▶ _GIVEN EXERCISE_
Only lines with the string "Nghĩa" matter here; gather them from the material below.

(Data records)
· · · · ·

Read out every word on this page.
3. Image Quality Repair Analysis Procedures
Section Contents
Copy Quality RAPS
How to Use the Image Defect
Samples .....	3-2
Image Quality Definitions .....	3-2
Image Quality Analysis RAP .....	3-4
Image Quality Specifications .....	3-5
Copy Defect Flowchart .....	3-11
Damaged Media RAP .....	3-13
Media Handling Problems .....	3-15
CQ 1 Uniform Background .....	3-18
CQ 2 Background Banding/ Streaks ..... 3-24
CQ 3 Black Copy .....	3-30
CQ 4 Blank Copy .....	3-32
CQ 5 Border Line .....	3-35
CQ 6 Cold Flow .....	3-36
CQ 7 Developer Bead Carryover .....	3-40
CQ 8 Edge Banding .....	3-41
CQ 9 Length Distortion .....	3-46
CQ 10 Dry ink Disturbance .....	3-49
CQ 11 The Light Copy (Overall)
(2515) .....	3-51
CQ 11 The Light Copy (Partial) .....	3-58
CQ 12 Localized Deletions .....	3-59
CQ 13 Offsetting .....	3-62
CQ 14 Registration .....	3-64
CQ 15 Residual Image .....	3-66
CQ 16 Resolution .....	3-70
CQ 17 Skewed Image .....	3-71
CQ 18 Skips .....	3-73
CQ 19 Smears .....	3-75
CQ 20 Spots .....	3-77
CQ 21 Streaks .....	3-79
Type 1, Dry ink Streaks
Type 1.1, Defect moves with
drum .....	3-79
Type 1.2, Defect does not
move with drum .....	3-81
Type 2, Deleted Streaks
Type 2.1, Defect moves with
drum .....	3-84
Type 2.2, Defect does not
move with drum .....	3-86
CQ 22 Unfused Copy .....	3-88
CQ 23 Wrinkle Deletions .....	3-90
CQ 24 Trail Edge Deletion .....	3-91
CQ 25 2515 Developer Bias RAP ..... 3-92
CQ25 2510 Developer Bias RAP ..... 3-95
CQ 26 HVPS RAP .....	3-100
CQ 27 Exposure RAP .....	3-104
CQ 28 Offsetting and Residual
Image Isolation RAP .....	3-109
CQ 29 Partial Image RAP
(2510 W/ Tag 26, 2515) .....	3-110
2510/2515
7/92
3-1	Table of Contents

· · · · ·

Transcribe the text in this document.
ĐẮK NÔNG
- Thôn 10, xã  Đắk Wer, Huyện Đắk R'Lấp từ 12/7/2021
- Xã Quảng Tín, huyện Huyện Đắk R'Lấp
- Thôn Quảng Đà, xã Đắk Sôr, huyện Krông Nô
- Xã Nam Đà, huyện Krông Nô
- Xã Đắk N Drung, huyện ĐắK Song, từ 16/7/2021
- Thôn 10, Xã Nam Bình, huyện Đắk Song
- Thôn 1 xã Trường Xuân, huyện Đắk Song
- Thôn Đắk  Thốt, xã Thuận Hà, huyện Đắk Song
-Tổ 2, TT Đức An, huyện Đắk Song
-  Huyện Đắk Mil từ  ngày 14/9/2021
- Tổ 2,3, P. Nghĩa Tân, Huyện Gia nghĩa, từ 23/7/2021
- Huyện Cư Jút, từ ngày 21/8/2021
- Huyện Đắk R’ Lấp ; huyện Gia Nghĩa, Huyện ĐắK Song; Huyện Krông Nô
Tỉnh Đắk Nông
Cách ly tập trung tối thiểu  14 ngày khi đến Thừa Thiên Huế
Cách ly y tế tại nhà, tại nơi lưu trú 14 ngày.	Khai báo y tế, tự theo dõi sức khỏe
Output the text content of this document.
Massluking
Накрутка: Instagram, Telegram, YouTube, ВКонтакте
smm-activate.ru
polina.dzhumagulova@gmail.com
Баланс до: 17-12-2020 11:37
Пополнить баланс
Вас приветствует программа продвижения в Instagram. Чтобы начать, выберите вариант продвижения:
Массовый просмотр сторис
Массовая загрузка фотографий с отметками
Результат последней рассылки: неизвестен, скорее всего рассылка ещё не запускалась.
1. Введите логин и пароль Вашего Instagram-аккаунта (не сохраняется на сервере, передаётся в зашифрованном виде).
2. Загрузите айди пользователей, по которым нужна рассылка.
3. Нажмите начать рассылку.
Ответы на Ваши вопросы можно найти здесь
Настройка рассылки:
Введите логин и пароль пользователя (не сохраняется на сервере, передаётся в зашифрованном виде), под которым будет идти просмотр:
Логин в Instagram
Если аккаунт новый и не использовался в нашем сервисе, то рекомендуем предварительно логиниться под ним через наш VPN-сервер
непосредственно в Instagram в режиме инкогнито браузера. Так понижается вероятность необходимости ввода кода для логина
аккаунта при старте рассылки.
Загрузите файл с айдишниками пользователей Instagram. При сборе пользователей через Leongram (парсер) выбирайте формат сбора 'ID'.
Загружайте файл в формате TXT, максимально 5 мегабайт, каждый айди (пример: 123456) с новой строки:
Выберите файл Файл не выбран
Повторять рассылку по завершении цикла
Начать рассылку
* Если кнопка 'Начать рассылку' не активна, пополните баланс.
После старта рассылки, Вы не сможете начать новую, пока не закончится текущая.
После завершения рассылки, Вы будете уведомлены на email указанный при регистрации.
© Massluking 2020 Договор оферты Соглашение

· · · · ·

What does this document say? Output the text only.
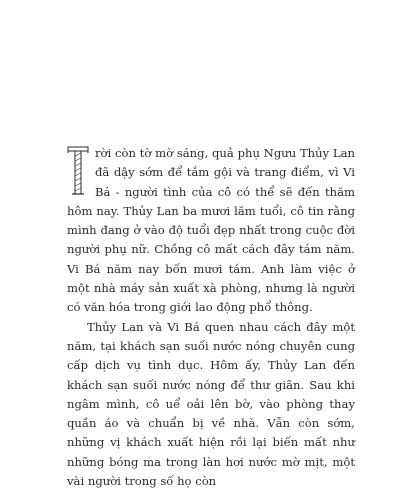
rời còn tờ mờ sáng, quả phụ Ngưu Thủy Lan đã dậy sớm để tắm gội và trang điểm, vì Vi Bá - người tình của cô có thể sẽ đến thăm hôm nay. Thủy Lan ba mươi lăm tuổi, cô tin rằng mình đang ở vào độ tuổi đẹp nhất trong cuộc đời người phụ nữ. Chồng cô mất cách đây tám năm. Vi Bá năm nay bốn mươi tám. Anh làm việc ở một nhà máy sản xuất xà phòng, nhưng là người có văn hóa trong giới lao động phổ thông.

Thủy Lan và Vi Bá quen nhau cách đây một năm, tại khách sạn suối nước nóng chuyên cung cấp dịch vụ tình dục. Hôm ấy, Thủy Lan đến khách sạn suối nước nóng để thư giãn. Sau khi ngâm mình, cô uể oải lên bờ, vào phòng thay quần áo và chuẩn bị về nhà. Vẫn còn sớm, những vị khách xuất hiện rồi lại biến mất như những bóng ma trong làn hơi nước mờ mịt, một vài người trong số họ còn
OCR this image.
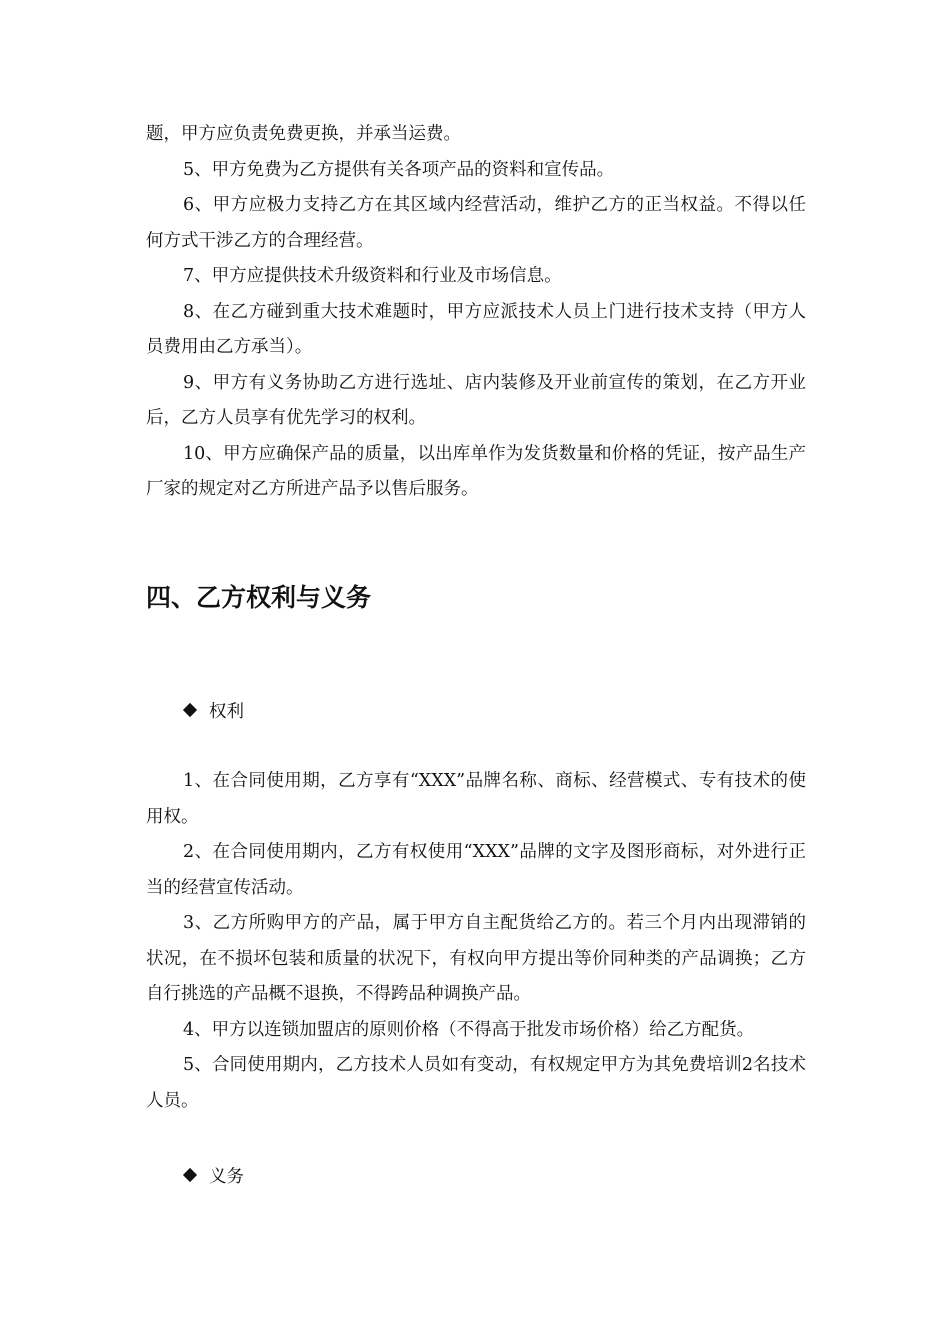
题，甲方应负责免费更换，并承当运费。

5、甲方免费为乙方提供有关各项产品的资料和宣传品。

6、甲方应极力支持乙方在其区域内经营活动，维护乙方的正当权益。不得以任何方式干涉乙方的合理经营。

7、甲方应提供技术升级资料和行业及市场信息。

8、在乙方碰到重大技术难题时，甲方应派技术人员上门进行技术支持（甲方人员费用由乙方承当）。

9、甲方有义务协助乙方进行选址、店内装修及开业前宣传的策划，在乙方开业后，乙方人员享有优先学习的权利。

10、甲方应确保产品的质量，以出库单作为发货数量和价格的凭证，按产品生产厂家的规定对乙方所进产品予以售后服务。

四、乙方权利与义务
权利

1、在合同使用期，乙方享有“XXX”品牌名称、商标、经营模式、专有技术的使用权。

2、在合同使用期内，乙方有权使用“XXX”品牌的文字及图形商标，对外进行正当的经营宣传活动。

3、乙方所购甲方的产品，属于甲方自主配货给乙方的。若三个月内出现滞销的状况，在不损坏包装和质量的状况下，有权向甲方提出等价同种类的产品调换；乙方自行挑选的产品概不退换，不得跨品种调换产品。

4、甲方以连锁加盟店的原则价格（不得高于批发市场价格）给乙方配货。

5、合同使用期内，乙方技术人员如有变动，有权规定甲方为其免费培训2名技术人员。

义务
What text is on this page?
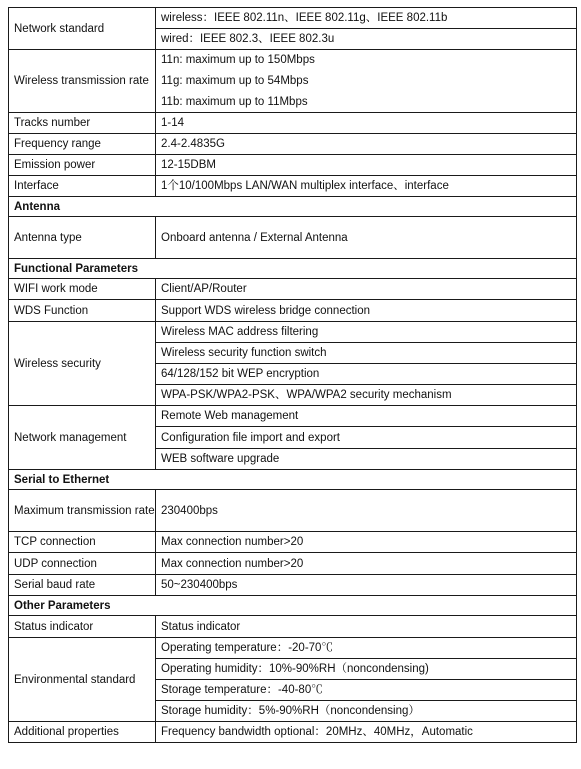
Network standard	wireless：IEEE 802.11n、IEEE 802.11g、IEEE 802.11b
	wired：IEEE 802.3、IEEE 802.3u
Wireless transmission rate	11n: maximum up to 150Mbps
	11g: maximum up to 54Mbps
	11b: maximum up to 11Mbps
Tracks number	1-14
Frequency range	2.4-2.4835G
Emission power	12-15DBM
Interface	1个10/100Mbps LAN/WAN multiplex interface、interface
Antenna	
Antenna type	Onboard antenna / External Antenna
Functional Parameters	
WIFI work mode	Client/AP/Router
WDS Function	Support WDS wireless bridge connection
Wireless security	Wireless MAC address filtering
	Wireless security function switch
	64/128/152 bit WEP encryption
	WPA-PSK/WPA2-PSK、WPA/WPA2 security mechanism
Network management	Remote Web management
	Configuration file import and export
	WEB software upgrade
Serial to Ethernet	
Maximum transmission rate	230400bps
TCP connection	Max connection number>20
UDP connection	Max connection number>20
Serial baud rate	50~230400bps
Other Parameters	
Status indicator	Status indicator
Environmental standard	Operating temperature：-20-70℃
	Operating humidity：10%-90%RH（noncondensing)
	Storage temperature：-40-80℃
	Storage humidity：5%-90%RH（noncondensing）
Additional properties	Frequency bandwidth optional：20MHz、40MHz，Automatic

· · · · ·

▶ _SOLUTION FOR THIS PROBLEM_
- Tổ 2,3, P. Nghĩa Tân, Huyện Gia nghĩa, từ 23/7/2021
- Huyện Đắk R’ Lấp ; huyện Gia Nghĩa, Huyện ĐắK Song; Huyện Krông Nô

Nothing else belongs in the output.